| Records supplied |
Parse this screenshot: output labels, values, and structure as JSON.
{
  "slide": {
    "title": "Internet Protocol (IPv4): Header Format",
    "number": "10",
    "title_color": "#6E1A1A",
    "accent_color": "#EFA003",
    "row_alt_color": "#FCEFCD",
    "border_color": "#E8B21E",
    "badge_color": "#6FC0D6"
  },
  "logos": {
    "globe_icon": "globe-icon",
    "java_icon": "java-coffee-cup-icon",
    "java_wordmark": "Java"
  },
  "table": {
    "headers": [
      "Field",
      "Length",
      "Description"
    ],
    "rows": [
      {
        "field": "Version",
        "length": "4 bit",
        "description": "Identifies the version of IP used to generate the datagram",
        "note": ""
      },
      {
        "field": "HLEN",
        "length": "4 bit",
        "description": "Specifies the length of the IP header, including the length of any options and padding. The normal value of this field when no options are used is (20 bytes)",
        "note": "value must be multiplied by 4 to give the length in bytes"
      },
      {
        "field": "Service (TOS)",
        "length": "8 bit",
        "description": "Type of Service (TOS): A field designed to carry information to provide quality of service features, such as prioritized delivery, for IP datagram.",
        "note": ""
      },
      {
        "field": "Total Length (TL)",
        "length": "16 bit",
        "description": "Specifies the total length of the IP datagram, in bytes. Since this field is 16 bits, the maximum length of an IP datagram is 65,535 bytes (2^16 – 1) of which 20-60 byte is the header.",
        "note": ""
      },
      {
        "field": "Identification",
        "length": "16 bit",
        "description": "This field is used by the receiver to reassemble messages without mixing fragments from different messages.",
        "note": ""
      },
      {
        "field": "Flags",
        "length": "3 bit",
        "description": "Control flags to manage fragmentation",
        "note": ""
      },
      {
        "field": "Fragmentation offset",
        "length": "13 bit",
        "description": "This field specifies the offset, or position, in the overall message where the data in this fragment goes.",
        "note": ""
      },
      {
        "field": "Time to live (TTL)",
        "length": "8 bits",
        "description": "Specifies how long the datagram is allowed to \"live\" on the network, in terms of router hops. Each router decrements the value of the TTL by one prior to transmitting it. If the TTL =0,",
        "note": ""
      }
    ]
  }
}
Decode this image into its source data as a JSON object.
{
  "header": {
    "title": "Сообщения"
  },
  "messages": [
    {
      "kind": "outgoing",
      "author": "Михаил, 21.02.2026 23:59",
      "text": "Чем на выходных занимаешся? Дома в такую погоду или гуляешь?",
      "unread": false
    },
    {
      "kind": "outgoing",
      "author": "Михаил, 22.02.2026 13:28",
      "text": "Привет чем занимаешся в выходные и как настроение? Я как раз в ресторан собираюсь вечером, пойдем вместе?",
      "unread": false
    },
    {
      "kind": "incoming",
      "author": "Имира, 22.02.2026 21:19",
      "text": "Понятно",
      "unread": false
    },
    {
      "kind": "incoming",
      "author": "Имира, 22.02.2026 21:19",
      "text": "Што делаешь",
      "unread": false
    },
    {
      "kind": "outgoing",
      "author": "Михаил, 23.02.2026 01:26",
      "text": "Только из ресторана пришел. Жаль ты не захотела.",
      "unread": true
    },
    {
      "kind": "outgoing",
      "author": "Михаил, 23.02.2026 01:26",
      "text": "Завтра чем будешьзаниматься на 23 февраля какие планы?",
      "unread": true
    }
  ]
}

| Aim |
In the listing above, find the lines holding the word "JSON" and copy them.

| Result |
Parse this screenshot: output labels, values, and structure as JSON.
Decode this image into its source data as a JSON object.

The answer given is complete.